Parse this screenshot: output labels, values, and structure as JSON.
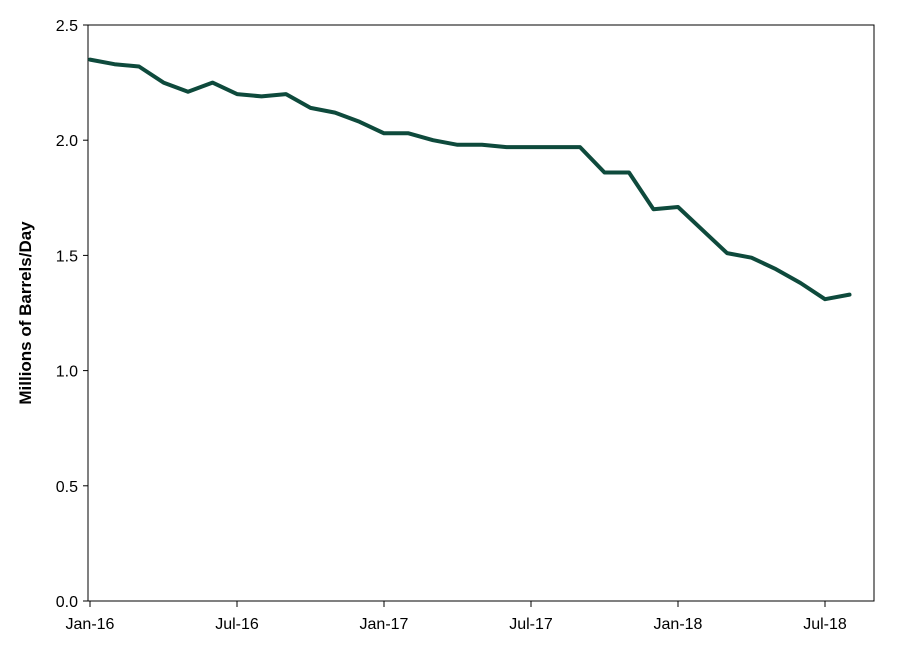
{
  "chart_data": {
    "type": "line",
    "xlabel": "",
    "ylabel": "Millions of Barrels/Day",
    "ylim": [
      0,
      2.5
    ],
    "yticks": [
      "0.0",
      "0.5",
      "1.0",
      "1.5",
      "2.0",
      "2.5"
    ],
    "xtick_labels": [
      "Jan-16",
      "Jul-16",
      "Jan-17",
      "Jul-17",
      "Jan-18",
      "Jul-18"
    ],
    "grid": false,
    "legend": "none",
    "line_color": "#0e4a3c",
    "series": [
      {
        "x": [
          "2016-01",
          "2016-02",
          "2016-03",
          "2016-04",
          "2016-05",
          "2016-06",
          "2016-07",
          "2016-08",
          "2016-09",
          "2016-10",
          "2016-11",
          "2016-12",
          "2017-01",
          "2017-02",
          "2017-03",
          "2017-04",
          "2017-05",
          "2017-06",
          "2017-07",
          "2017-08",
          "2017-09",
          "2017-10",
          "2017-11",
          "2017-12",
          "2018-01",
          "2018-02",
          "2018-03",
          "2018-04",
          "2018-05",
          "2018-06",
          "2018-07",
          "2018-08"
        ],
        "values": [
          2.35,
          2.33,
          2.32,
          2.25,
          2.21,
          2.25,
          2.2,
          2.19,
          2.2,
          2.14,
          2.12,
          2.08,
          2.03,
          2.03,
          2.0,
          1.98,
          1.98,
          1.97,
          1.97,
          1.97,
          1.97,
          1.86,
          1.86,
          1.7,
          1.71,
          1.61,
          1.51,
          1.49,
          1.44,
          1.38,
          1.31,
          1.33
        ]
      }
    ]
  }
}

======

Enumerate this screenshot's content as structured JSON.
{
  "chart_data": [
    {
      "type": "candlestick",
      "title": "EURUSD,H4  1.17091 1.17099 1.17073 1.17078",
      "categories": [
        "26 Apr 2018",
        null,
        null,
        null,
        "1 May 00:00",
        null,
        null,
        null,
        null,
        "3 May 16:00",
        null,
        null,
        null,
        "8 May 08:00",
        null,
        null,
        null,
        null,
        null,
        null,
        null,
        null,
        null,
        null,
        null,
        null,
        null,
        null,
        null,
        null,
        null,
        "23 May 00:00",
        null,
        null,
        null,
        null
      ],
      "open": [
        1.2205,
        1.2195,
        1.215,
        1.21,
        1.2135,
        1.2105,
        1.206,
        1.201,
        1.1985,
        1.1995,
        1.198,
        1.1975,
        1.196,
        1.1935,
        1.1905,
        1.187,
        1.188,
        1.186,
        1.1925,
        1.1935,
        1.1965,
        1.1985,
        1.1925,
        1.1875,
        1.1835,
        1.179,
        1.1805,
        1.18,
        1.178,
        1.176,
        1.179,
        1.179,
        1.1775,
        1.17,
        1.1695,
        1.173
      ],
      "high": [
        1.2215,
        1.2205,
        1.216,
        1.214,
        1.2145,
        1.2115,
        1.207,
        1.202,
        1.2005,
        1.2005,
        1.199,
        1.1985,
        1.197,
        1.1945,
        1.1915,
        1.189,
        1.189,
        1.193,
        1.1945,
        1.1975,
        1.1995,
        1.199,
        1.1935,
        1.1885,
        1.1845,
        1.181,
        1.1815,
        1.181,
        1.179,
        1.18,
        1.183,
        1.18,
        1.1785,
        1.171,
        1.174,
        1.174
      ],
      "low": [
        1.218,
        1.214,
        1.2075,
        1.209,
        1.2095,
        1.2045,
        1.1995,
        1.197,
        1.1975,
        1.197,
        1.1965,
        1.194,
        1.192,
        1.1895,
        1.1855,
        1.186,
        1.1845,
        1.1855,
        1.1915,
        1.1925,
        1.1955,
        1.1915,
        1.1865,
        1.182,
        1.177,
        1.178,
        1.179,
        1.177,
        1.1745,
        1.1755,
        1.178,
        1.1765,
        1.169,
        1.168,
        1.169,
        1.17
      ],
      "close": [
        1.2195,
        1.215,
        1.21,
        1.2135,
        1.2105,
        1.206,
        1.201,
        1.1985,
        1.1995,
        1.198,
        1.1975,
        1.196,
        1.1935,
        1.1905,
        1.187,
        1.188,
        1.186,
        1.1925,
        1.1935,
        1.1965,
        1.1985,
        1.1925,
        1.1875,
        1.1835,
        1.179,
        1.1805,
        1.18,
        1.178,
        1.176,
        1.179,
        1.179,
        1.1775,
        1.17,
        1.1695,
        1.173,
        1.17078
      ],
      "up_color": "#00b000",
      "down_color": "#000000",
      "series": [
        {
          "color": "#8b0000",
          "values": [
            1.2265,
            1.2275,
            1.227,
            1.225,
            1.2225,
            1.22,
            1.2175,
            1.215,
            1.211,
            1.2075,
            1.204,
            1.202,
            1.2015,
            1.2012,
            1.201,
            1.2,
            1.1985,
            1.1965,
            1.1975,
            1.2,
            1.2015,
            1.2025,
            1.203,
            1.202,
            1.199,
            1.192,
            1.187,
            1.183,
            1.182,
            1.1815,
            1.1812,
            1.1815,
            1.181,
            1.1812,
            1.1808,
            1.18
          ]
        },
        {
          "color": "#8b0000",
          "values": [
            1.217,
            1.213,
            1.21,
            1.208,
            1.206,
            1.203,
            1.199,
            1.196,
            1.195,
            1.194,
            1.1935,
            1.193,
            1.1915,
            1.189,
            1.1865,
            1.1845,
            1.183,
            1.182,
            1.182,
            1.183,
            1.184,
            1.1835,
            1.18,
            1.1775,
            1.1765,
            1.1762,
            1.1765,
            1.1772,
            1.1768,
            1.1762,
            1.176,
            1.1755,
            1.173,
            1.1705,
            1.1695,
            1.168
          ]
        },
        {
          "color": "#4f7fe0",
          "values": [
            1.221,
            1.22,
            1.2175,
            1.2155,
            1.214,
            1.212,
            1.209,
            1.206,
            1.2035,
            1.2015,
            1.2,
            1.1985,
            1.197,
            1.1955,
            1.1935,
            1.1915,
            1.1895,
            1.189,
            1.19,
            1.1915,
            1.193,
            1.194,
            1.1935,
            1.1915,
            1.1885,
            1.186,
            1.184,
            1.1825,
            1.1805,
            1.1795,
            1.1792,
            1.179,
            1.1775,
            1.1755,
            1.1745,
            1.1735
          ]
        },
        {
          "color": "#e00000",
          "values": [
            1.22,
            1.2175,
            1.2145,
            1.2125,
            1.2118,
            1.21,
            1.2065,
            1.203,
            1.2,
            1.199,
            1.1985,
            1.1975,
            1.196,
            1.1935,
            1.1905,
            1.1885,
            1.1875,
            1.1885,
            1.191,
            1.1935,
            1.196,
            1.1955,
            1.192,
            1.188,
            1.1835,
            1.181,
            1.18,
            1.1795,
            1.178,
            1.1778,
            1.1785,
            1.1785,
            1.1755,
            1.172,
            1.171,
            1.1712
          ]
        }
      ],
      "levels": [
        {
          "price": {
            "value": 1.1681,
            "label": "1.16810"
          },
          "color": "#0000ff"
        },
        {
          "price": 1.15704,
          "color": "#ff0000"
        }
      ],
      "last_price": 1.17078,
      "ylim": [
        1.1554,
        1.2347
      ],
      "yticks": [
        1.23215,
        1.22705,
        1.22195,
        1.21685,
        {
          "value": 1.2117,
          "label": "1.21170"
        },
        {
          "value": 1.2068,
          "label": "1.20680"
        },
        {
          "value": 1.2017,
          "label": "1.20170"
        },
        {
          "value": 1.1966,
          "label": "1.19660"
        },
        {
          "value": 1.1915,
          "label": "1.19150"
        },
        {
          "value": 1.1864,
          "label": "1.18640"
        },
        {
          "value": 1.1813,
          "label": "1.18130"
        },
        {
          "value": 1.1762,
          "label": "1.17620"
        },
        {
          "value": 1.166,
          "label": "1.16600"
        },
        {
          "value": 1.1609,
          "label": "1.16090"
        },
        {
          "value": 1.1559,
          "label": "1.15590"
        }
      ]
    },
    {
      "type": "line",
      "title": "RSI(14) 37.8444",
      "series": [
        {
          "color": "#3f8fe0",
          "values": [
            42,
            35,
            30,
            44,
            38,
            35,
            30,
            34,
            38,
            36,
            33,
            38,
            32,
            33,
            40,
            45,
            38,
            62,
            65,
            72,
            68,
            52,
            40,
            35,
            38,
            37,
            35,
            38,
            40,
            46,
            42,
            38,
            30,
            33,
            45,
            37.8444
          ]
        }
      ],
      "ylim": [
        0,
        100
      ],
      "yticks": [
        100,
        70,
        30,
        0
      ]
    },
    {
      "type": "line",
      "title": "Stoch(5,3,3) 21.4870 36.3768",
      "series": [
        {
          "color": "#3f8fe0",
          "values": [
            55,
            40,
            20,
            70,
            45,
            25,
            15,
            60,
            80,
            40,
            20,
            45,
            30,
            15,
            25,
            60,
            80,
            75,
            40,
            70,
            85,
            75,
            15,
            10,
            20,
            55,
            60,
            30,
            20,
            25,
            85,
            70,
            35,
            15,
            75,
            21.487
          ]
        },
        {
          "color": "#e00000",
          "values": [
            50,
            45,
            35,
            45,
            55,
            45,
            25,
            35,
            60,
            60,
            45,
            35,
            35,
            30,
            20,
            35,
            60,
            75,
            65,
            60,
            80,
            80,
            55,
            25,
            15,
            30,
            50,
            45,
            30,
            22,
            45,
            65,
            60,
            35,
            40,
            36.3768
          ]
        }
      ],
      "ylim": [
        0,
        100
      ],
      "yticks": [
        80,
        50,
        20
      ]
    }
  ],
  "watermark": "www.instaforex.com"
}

======

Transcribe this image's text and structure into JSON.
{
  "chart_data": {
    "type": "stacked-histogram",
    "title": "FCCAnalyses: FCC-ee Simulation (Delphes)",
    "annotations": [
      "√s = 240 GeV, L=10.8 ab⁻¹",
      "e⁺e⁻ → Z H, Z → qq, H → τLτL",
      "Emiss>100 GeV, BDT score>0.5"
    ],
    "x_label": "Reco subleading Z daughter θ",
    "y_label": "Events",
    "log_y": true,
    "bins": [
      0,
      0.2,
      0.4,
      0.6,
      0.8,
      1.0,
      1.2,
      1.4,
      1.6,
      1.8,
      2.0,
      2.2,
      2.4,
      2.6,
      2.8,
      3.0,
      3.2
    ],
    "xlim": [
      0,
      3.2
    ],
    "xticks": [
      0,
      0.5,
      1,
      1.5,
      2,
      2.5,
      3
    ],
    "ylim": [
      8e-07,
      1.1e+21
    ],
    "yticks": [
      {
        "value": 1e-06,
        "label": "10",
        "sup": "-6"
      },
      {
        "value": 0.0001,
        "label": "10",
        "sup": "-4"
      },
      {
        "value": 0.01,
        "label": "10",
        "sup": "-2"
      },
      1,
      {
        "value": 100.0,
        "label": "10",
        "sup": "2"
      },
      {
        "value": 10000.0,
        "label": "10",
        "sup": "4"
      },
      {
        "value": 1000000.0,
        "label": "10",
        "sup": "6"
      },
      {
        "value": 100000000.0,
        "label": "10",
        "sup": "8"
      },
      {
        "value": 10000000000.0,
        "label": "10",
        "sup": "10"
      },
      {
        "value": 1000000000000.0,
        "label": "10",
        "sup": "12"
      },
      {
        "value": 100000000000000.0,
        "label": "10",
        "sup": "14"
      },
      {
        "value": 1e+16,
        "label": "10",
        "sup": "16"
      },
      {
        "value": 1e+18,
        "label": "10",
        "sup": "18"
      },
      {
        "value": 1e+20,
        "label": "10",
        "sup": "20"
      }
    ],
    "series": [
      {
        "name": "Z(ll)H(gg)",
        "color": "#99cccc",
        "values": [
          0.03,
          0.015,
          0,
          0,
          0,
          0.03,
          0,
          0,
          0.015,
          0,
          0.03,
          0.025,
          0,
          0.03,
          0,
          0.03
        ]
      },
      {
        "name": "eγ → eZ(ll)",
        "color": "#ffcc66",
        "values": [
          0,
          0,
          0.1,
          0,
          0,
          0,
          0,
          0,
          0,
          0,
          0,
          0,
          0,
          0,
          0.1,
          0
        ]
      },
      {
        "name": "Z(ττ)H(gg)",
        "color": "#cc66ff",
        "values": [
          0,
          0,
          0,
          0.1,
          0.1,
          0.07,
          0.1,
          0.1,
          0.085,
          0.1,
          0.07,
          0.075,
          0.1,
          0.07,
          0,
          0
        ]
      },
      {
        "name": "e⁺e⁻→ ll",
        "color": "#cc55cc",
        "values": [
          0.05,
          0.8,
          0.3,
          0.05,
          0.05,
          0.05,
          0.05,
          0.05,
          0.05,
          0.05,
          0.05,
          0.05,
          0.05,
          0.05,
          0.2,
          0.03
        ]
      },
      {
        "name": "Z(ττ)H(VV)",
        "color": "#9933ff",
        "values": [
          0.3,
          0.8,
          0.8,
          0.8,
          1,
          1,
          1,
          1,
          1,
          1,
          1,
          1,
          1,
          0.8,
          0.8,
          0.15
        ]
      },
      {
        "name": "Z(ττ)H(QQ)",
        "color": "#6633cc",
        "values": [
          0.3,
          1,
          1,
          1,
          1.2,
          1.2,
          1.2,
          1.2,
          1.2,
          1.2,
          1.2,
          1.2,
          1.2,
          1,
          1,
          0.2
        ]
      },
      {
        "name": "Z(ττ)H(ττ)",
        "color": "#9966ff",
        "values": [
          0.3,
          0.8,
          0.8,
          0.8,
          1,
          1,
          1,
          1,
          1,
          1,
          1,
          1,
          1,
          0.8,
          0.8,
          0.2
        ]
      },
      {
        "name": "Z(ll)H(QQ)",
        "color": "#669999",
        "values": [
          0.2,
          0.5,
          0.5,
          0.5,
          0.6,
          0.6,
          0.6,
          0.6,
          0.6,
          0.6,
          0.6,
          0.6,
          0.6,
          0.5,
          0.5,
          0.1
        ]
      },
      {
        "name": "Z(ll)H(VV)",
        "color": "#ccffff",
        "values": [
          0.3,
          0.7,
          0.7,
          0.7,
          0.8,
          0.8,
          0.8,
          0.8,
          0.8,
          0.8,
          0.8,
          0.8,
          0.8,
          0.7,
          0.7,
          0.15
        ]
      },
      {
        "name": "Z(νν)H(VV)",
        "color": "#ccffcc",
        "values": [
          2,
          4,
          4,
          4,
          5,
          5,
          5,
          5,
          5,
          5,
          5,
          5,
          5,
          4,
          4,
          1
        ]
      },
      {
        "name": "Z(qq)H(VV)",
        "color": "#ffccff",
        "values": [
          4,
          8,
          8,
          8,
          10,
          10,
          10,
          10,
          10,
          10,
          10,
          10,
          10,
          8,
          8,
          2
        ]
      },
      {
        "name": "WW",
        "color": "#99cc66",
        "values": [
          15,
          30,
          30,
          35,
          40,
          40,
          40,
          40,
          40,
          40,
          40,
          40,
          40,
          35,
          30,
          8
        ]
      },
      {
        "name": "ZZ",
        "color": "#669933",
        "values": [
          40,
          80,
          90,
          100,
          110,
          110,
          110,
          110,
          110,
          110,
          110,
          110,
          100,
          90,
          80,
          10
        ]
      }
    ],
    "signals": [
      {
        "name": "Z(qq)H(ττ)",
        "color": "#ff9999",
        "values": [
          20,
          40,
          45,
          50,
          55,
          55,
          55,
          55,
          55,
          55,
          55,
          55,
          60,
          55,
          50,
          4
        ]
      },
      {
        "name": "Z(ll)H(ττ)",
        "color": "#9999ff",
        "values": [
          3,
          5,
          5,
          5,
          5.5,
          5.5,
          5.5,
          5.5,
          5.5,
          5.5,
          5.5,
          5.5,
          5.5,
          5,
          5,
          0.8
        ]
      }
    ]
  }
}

======

* [EXERCISE REQUIREMENTS]: Gather each line in the entries above where the string "this" is found.

* [REPLY]:
Parse this screenshot: output labels, values, and structure as JSON.
Enumerate this screenshot's content as structured JSON.
Transcribe this image's text and structure into JSON.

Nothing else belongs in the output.